- _Written problem_: Write out the full listing again, exactly as it stands.

- _Records provided_:
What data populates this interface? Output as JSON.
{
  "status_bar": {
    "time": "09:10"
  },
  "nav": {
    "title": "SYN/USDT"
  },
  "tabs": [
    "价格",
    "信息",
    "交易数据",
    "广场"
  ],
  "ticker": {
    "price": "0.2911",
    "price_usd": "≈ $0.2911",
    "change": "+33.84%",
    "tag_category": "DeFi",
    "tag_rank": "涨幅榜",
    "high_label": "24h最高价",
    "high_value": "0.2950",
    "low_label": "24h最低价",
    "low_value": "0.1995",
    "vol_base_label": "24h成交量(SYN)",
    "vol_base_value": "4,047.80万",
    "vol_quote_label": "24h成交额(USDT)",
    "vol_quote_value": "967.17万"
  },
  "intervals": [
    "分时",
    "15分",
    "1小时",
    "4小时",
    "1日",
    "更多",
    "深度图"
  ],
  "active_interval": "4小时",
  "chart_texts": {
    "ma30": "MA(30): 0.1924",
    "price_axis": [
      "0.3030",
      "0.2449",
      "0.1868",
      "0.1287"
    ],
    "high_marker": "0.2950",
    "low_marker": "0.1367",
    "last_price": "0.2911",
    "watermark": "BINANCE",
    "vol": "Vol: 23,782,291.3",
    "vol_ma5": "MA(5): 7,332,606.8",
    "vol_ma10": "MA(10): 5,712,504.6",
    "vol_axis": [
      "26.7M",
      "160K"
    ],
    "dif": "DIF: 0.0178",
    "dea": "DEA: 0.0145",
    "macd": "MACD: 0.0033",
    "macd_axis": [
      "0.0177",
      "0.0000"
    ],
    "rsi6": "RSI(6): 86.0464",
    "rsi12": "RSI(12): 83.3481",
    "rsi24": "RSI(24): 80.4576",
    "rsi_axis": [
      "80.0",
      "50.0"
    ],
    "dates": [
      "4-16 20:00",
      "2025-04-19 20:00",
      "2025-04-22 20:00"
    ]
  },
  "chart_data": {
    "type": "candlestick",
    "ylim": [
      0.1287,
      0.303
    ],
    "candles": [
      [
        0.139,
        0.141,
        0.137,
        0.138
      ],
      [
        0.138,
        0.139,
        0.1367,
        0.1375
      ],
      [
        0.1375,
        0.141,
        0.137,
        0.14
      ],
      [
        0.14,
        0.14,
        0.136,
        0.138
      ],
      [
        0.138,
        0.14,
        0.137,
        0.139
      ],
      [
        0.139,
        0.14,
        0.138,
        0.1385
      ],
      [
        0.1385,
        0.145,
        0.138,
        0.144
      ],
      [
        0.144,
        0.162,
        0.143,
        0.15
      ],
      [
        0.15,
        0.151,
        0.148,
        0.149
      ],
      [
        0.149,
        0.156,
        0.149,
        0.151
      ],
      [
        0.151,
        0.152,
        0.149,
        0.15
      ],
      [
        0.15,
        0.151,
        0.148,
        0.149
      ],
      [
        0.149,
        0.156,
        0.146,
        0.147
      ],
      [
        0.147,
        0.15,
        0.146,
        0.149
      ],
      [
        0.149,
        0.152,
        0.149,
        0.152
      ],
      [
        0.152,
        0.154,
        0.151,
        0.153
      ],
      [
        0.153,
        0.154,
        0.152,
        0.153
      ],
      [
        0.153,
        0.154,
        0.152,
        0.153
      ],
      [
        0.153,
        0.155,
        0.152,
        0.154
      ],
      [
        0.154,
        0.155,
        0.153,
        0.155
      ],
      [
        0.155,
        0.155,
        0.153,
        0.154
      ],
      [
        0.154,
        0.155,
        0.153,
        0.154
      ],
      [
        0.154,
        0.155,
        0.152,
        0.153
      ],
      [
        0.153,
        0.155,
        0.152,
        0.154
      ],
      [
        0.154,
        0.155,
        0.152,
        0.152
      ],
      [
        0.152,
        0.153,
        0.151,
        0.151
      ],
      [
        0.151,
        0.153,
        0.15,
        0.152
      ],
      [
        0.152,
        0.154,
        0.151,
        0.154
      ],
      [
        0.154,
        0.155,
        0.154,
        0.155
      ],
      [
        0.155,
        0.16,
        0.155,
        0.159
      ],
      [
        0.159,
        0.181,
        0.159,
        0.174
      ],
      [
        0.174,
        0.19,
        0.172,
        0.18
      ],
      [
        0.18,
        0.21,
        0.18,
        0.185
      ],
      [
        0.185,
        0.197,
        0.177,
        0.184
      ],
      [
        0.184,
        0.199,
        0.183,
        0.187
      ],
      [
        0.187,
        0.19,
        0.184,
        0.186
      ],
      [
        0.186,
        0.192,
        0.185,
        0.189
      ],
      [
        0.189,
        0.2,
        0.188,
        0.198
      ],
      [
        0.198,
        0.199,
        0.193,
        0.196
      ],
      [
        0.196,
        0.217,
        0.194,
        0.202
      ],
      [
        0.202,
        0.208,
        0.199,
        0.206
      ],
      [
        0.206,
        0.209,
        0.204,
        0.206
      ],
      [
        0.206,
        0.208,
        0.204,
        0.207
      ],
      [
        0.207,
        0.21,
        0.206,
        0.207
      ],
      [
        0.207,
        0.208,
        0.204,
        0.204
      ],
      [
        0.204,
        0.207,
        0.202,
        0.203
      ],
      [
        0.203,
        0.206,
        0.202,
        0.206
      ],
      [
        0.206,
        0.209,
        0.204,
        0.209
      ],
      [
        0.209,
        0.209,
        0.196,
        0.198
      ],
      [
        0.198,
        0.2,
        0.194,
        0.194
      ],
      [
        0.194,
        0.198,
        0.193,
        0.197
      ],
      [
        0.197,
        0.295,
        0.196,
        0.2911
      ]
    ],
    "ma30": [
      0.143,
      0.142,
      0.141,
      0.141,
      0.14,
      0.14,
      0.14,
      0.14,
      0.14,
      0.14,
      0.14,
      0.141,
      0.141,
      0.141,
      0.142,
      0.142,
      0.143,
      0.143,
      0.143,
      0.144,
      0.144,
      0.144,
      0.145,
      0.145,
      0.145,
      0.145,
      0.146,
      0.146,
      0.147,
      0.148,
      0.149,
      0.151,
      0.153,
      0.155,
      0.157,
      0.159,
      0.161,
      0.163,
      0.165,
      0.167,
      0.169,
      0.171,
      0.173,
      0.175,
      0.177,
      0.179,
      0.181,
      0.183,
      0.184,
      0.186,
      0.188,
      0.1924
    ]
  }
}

- _Response to the exercise_:
What data populates this interface? Output as JSON.
{
  "status_bar": {
    "time": "09:10"
  },
  "nav": {
    "title": "SYN/USDT"
  },
  "tabs": [
    "价格",
    "信息",
    "交易数据",
    "广场"
  ],
  "ticker": {
    "price": "0.2911",
    "price_usd": "≈ $0.2911",
    "change": "+33.84%",
    "tag_category": "DeFi",
    "tag_rank": "涨幅榜",
    "high_label": "24h最高价",
    "high_value": "0.2950",
    "low_label": "24h最低价",
    "low_value": "0.1995",
    "vol_base_label": "24h成交量(SYN)",
    "vol_base_value": "4,047.80万",
    "vol_quote_label": "24h成交额(USDT)",
    "vol_quote_value": "967.17万"
  },
  "intervals": [
    "分时",
    "15分",
    "1小时",
    "4小时",
    "1日",
    "更多",
    "深度图"
  ],
  "active_interval": "4小时",
  "chart_texts": {
    "ma30": "MA(30): 0.1924",
    "price_axis": [
      "0.3030",
      "0.2449",
      "0.1868",
      "0.1287"
    ],
    "high_marker": "0.2950",
    "low_marker": "0.1367",
    "last_price": "0.2911",
    "watermark": "BINANCE",
    "vol": "Vol: 23,782,291.3",
    "vol_ma5": "MA(5): 7,332,606.8",
    "vol_ma10": "MA(10): 5,712,504.6",
    "vol_axis": [
      "26.7M",
      "160K"
    ],
    "dif": "DIF: 0.0178",
    "dea": "DEA: 0.0145",
    "macd": "MACD: 0.0033",
    "macd_axis": [
      "0.0177",
      "0.0000"
    ],
    "rsi6": "RSI(6): 86.0464",
    "rsi12": "RSI(12): 83.3481",
    "rsi24": "RSI(24): 80.4576",
    "rsi_axis": [
      "80.0",
      "50.0"
    ],
    "dates": [
      "4-16 20:00",
      "2025-04-19 20:00",
      "2025-04-22 20:00"
    ]
  },
  "chart_data": {
    "type": "candlestick",
    "ylim": [
      0.1287,
      0.303
    ],
    "candles": [
      [
        0.139,
        0.141,
        0.137,
        0.138
      ],
      [
        0.138,
        0.139,
        0.1367,
        0.1375
      ],
      [
        0.1375,
        0.141,
        0.137,
        0.14
      ],
      [
        0.14,
        0.14,
        0.136,
        0.138
      ],
      [
        0.138,
        0.14,
        0.137,
        0.139
      ],
      [
        0.139,
        0.14,
        0.138,
        0.1385
      ],
      [
        0.1385,
        0.145,
        0.138,
        0.144
      ],
      [
        0.144,
        0.162,
        0.143,
        0.15
      ],
      [
        0.15,
        0.151,
        0.148,
        0.149
      ],
      [
        0.149,
        0.156,
        0.149,
        0.151
      ],
      [
        0.151,
        0.152,
        0.149,
        0.15
      ],
      [
        0.15,
        0.151,
        0.148,
        0.149
      ],
      [
        0.149,
        0.156,
        0.146,
        0.147
      ],
      [
        0.147,
        0.15,
        0.146,
        0.149
      ],
      [
        0.149,
        0.152,
        0.149,
        0.152
      ],
      [
        0.152,
        0.154,
        0.151,
        0.153
      ],
      [
        0.153,
        0.154,
        0.152,
        0.153
      ],
      [
        0.153,
        0.154,
        0.152,
        0.153
      ],
      [
        0.153,
        0.155,
        0.152,
        0.154
      ],
      [
        0.154,
        0.155,
        0.153,
        0.155
      ],
      [
        0.155,
        0.155,
        0.153,
        0.154
      ],
      [
        0.154,
        0.155,
        0.153,
        0.154
      ],
      [
        0.154,
        0.155,
        0.152,
        0.153
      ],
      [
        0.153,
        0.155,
        0.152,
        0.154
      ],
      [
        0.154,
        0.155,
        0.152,
        0.152
      ],
      [
        0.152,
        0.153,
        0.151,
        0.151
      ],
      [
        0.151,
        0.153,
        0.15,
        0.152
      ],
      [
        0.152,
        0.154,
        0.151,
        0.154
      ],
      [
        0.154,
        0.155,
        0.154,
        0.155
      ],
      [
        0.155,
        0.16,
        0.155,
        0.159
      ],
      [
        0.159,
        0.181,
        0.159,
        0.174
      ],
      [
        0.174,
        0.19,
        0.172,
        0.18
      ],
      [
        0.18,
        0.21,
        0.18,
        0.185
      ],
      [
        0.185,
        0.197,
        0.177,
        0.184
      ],
      [
        0.184,
        0.199,
        0.183,
        0.187
      ],
      [
        0.187,
        0.19,
        0.184,
        0.186
      ],
      [
        0.186,
        0.192,
        0.185,
        0.189
      ],
      [
        0.189,
        0.2,
        0.188,
        0.198
      ],
      [
        0.198,
        0.199,
        0.193,
        0.196
      ],
      [
        0.196,
        0.217,
        0.194,
        0.202
      ],
      [
        0.202,
        0.208,
        0.199,
        0.206
      ],
      [
        0.206,
        0.209,
        0.204,
        0.206
      ],
      [
        0.206,
        0.208,
        0.204,
        0.207
      ],
      [
        0.207,
        0.21,
        0.206,
        0.207
      ],
      [
        0.207,
        0.208,
        0.204,
        0.204
      ],
      [
        0.204,
        0.207,
        0.202,
        0.203
      ],
      [
        0.203,
        0.206,
        0.202,
        0.206
      ],
      [
        0.206,
        0.209,
        0.204,
        0.209
      ],
      [
        0.209,
        0.209,
        0.196,
        0.198
      ],
      [
        0.198,
        0.2,
        0.194,
        0.194
      ],
      [
        0.194,
        0.198,
        0.193,
        0.197
      ],
      [
        0.197,
        0.295,
        0.196,
        0.2911
      ]
    ],
    "ma30": [
      0.143,
      0.142,
      0.141,
      0.141,
      0.14,
      0.14,
      0.14,
      0.14,
      0.14,
      0.14,
      0.14,
      0.141,
      0.141,
      0.141,
      0.142,
      0.142,
      0.143,
      0.143,
      0.143,
      0.144,
      0.144,
      0.144,
      0.145,
      0.145,
      0.145,
      0.145,
      0.146,
      0.146,
      0.147,
      0.148,
      0.149,
      0.151,
      0.153,
      0.155,
      0.157,
      0.159,
      0.161,
      0.163,
      0.165,
      0.167,
      0.169,
      0.171,
      0.173,
      0.175,
      0.177,
      0.179,
      0.181,
      0.183,
      0.184,
      0.186,
      0.188,
      0.1924
    ]
  }
}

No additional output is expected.